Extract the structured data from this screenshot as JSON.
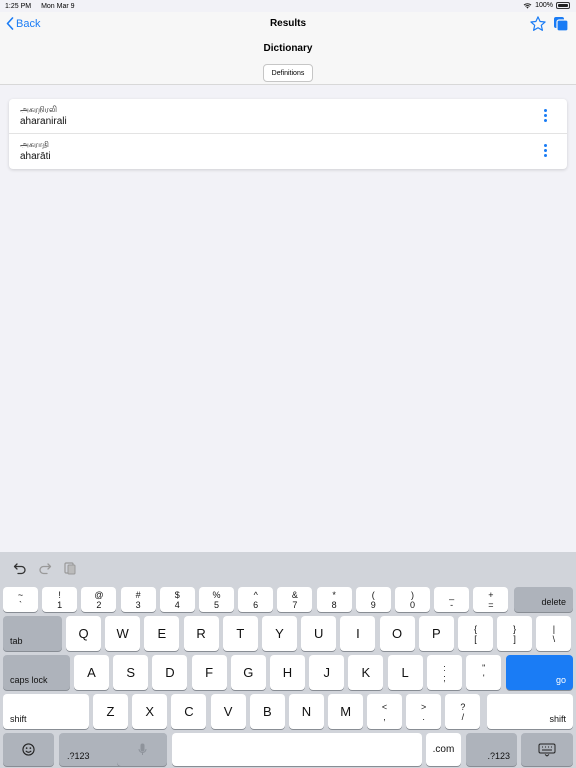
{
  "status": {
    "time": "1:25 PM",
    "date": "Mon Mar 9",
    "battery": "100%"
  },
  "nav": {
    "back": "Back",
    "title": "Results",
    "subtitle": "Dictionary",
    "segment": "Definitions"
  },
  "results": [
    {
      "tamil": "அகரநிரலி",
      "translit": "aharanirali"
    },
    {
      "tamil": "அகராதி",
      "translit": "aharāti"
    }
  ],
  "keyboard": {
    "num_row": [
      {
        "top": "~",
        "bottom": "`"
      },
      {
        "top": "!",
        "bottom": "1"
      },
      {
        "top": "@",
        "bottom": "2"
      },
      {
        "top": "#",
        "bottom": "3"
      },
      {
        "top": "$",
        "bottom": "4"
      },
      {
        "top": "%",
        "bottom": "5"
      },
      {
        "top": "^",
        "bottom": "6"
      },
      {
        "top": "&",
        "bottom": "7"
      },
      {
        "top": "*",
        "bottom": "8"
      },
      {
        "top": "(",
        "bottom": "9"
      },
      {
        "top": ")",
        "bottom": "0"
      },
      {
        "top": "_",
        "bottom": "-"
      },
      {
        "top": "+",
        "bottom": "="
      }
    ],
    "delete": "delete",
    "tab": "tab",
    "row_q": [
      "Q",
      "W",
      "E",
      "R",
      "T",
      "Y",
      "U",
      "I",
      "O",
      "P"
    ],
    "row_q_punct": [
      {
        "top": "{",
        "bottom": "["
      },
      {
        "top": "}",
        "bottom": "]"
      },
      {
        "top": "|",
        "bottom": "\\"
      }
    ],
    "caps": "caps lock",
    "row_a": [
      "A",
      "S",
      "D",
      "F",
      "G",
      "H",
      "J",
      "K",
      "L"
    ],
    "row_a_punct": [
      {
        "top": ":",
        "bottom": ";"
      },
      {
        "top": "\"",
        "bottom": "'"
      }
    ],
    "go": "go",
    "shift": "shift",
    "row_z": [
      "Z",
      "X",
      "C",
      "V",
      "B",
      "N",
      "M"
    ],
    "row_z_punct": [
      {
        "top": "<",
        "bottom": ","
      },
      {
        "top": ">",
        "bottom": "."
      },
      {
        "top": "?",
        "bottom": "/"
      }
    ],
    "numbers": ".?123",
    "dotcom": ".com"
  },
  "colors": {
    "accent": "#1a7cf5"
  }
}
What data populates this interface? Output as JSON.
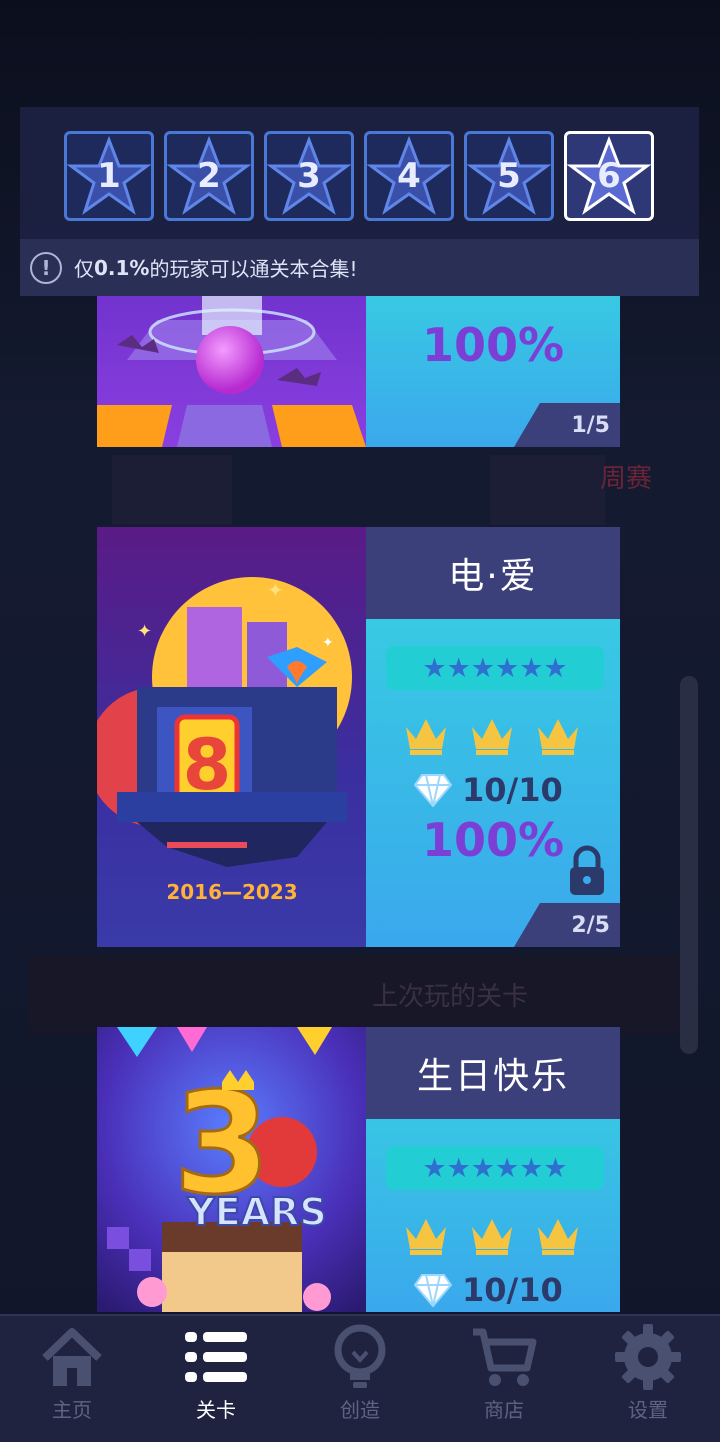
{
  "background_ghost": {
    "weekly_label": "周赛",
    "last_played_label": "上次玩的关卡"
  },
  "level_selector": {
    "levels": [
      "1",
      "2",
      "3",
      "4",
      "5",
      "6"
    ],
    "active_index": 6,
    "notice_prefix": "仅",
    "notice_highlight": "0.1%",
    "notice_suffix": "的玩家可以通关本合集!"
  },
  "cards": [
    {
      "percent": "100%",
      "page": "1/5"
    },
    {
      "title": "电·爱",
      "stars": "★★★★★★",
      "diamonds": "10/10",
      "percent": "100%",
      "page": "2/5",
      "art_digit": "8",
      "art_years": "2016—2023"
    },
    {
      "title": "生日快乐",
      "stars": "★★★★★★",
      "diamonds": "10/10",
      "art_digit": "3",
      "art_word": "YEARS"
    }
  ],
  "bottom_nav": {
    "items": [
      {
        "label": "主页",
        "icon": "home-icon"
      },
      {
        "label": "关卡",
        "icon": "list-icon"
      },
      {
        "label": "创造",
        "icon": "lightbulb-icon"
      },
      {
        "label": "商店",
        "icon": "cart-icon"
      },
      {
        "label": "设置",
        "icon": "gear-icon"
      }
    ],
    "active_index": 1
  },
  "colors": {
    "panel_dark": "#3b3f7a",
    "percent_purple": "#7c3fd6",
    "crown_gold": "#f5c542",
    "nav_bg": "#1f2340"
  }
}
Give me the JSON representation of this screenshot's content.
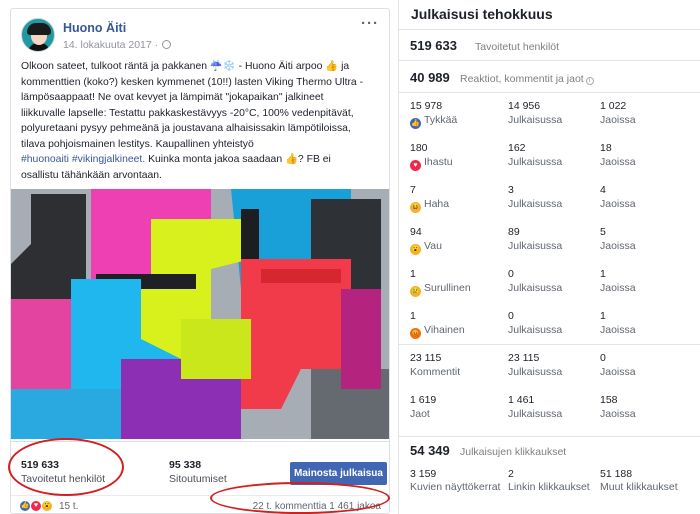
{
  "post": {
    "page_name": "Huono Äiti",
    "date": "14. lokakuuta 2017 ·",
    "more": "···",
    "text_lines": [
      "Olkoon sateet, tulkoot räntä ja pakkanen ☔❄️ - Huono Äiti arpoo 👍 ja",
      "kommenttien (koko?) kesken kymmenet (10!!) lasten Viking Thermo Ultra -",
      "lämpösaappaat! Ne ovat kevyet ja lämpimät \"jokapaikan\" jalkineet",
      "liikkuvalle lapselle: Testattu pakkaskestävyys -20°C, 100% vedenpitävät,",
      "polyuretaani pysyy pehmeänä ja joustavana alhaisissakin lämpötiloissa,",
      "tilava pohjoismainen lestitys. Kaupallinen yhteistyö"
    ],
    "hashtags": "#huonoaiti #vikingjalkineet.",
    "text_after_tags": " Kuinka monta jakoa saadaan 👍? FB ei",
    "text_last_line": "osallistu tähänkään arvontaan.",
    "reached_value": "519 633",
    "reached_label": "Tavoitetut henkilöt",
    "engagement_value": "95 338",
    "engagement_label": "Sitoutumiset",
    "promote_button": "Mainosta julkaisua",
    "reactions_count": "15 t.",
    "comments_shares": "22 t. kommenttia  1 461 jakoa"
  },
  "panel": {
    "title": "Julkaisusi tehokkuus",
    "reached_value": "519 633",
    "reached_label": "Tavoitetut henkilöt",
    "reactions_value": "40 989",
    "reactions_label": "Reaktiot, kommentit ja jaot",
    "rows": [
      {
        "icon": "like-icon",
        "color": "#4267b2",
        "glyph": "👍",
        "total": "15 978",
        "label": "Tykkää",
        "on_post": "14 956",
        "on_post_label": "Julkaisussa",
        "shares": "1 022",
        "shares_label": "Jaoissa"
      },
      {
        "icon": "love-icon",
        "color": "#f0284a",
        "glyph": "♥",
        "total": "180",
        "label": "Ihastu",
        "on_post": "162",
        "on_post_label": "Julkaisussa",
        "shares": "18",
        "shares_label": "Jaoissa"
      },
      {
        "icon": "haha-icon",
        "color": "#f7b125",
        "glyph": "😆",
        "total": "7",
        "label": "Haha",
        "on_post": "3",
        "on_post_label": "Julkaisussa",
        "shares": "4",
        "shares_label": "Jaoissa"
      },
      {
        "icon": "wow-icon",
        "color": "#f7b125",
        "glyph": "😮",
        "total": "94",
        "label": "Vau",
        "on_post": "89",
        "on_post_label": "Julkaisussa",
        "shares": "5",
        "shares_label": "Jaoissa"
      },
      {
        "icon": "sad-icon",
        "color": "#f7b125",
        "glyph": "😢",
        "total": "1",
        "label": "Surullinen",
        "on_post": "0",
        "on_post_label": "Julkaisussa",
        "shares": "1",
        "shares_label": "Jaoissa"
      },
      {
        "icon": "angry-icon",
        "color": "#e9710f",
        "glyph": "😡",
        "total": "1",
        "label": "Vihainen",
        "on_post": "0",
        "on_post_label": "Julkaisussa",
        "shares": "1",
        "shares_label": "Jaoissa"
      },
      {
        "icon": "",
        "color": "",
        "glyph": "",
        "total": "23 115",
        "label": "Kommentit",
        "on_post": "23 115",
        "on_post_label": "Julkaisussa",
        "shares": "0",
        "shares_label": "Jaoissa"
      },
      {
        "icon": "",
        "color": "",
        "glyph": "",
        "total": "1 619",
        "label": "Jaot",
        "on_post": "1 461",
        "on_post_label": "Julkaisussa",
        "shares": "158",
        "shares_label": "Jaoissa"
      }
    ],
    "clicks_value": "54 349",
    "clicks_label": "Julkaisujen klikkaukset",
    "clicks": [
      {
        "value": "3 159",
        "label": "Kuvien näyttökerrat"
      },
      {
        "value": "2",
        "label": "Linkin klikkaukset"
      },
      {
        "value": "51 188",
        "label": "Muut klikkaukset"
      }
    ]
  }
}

* _GIVEN EXERCISE_: Copy and report every line where the word "jakoa" is present.

* _RESPONSE_:
    "text_after_tags": " Kuinka monta jakoa saadaan 👍? FB ei",
    "comments_shares": "22 t. kommenttia  1 461 jakoa"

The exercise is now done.